Find every line below that contains the word "your" and copy it out.

━━━━━━

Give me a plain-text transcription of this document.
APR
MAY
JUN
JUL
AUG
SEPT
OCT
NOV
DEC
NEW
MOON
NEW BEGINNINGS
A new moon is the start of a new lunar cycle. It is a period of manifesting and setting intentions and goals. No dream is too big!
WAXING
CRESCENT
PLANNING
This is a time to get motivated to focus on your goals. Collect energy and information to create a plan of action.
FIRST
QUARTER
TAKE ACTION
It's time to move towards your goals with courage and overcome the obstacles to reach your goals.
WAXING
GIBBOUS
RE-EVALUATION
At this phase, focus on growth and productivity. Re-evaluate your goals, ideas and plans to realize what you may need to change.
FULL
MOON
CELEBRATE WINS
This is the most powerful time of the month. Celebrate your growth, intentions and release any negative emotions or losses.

━━━━━━

■ Final answer
This is a time to get motivated to focus on your goals. Collect energy and information to create a plan of action.
It's time to move towards your goals with courage and overcome the obstacles to reach your goals.
At this phase, focus on growth and productivity. Re-evaluate your goals, ideas and plans to realize what you may need to change.
This is the most powerful time of the month. Celebrate your growth, intentions and release any negative emotions or losses.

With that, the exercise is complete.